Problem to solve
Locate every line in the records below that holds the word "Silva" and return each one.

Data records
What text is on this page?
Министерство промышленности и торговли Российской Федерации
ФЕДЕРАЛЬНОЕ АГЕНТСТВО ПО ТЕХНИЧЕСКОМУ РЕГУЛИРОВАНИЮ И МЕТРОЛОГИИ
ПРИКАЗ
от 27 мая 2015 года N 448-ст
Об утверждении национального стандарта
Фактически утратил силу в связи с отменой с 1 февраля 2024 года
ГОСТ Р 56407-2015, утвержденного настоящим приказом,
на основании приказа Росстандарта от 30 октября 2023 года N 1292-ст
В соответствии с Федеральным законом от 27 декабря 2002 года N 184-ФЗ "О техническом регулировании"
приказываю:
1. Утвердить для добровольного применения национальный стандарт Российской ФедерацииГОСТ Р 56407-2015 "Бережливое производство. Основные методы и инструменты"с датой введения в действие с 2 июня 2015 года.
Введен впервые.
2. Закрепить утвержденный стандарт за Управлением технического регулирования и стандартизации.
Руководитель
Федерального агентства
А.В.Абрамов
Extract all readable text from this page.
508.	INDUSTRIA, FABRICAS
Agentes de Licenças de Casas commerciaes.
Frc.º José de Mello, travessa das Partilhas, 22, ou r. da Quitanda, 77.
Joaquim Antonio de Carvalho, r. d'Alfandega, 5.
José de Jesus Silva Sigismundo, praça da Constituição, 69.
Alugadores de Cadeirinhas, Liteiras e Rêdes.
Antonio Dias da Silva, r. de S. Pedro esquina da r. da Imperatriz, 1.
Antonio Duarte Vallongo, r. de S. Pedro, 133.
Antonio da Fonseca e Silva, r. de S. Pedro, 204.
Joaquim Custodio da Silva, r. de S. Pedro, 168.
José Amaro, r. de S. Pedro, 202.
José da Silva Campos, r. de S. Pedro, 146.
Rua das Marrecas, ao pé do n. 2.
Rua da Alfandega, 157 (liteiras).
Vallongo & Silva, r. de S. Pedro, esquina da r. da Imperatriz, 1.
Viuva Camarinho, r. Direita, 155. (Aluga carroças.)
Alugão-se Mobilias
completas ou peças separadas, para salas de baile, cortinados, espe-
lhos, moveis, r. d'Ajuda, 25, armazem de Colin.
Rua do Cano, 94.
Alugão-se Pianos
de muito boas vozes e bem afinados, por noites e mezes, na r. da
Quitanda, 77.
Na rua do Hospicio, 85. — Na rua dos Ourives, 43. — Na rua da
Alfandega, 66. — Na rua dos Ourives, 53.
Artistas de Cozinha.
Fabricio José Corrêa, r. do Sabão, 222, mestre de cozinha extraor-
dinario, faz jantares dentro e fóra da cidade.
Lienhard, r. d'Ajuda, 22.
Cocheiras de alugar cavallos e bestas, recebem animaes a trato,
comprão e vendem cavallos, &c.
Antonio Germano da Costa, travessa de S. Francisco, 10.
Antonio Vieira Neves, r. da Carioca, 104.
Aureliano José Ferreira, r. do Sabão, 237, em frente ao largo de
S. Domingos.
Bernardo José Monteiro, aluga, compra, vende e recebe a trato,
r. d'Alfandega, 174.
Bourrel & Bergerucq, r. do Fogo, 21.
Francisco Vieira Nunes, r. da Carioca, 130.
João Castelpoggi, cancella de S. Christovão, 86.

==

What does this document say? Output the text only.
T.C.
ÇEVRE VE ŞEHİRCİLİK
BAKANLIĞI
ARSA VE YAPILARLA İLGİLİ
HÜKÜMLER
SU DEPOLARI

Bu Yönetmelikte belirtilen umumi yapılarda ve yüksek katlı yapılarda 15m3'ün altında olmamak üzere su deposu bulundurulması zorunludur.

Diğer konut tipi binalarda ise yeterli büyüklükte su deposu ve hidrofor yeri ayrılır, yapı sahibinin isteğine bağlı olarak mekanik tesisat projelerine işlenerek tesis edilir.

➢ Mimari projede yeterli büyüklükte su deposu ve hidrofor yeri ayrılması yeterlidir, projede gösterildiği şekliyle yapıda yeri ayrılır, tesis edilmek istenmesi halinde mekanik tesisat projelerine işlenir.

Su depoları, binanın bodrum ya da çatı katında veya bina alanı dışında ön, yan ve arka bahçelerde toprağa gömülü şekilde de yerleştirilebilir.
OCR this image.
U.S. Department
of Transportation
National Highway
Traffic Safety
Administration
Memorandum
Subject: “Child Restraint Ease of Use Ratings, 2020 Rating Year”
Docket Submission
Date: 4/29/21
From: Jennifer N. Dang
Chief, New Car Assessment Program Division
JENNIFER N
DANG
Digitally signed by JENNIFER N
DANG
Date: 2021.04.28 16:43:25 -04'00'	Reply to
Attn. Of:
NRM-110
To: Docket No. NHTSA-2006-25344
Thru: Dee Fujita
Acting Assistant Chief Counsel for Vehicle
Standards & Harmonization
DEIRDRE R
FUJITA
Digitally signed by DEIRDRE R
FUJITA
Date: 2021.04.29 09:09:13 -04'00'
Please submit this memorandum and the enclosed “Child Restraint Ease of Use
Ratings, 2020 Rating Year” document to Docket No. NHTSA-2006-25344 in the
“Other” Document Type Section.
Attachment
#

Solution to this task
José de Jesus Silva Sigismundo, praça da Constituição, 69.
Antonio Dias da Silva, r. de S. Pedro esquina da r. da Imperatriz, 1.
Antonio da Fonseca e Silva, r. de S. Pedro, 204.
Joaquim Custodio da Silva, r. de S. Pedro, 168.
José da Silva Campos, r. de S. Pedro, 146.
Vallongo & Silva, r. de S. Pedro, esquina da r. da Imperatriz, 1.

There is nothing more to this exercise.